* TASK PROMPT
Starting with the line that includes "OCR this image.", write out every remaining line of the records below exactly as it appears, leaving out any images.

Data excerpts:
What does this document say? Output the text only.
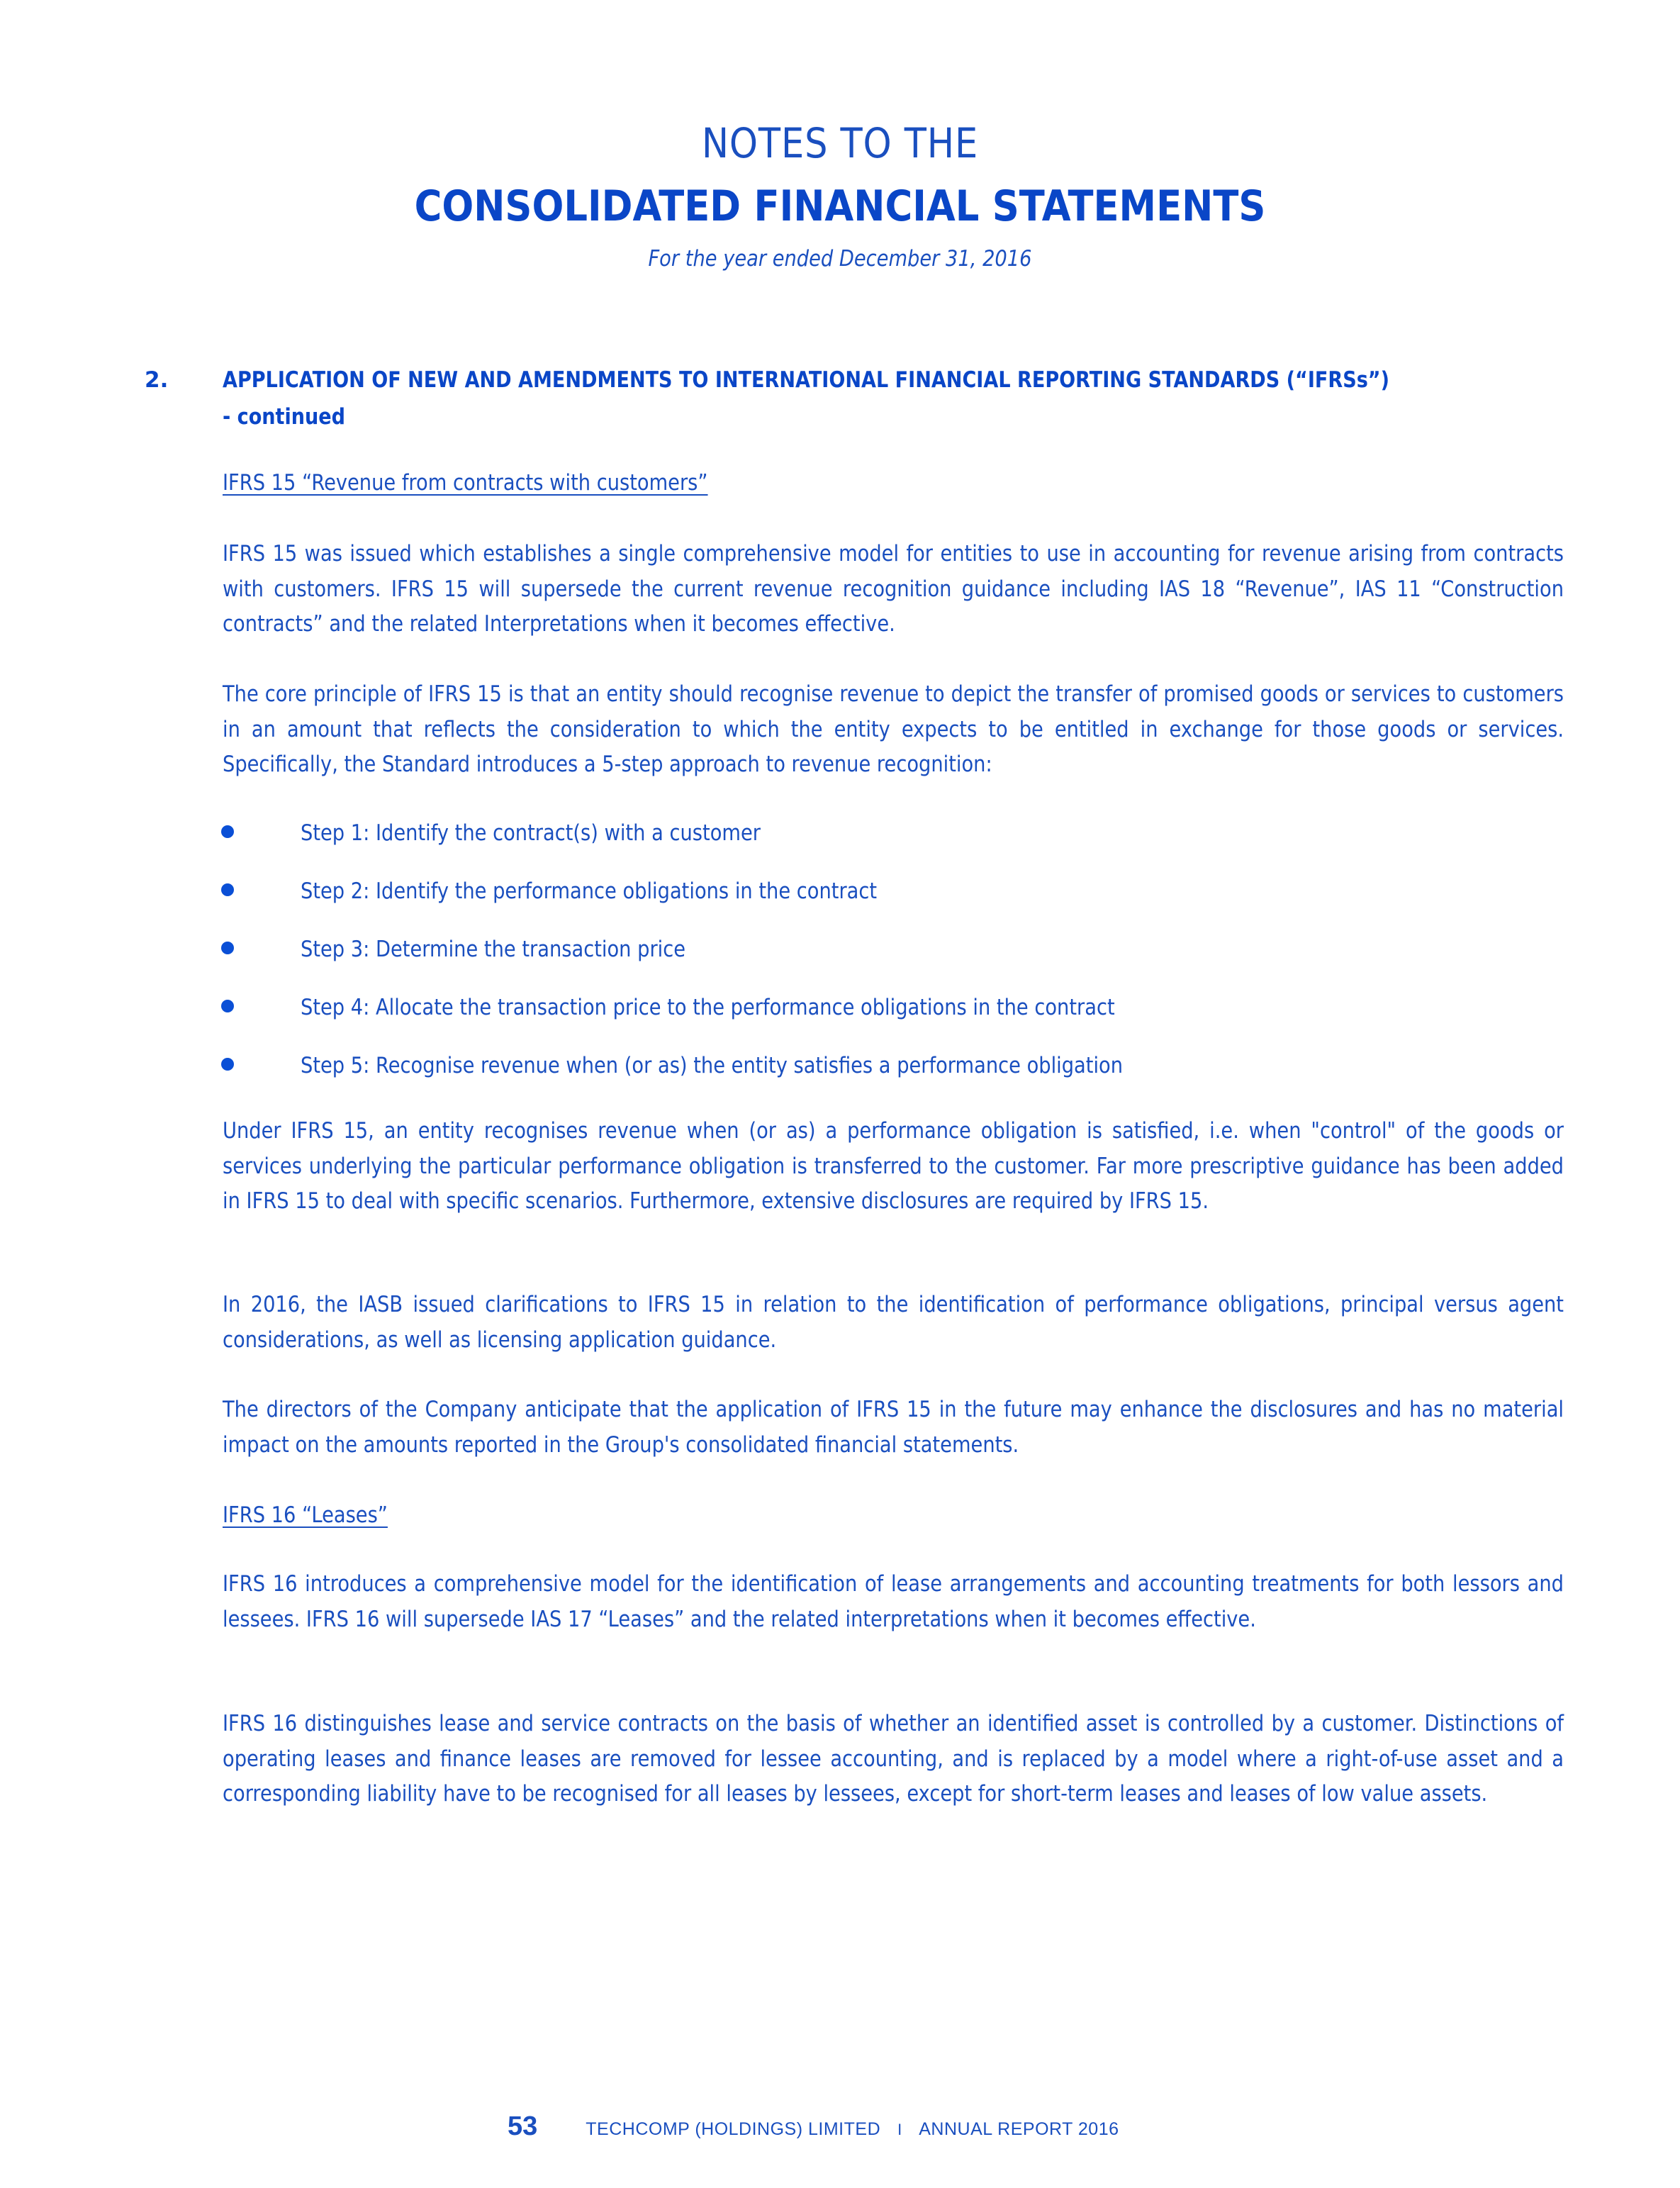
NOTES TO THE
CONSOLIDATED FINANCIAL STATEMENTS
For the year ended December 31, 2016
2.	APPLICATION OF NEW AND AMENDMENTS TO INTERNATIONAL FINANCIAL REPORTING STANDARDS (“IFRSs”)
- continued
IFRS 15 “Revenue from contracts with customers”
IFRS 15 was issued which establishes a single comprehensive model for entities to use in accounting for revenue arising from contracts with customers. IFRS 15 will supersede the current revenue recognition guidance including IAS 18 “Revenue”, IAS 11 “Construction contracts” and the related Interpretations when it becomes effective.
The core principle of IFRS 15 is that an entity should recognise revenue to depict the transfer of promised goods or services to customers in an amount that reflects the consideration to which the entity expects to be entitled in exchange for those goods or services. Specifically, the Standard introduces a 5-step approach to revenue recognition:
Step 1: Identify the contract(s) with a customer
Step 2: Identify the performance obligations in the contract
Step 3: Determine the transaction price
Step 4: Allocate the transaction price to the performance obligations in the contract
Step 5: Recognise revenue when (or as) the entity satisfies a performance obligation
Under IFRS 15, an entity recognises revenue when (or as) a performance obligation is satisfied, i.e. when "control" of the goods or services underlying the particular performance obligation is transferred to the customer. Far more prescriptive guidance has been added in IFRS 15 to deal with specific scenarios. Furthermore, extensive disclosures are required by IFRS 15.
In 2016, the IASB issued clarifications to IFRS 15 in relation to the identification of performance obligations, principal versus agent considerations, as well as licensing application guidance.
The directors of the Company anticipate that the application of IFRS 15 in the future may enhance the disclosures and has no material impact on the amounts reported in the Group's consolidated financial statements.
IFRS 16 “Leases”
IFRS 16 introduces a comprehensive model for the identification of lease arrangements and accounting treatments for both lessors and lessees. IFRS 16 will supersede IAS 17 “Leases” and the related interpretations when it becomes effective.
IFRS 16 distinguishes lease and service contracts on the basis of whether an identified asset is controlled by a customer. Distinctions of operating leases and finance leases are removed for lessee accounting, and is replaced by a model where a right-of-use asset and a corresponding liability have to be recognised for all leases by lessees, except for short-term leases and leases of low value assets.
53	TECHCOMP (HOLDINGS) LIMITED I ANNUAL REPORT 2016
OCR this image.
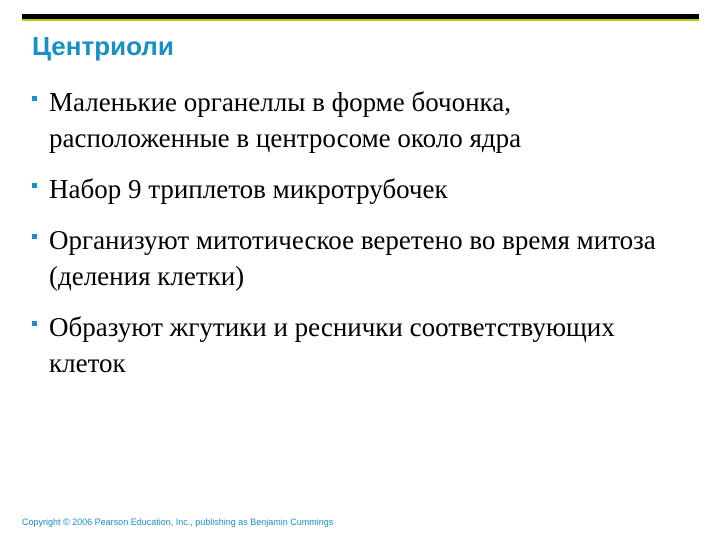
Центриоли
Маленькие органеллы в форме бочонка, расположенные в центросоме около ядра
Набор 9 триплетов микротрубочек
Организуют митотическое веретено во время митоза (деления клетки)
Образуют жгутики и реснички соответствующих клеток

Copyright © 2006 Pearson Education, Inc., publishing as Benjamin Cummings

* WRITTEN SOLUTION
OCR this image.
Центриоли
Маленькие органеллы в форме бочонка, расположенные в центросоме около ядра
Набор 9 триплетов микротрубочек
Организуют митотическое веретено во время митоза (деления клетки)
Образуют жгутики и реснички соответствующих клеток

Copyright © 2006 Pearson Education, Inc., publishing as Benjamin Cummings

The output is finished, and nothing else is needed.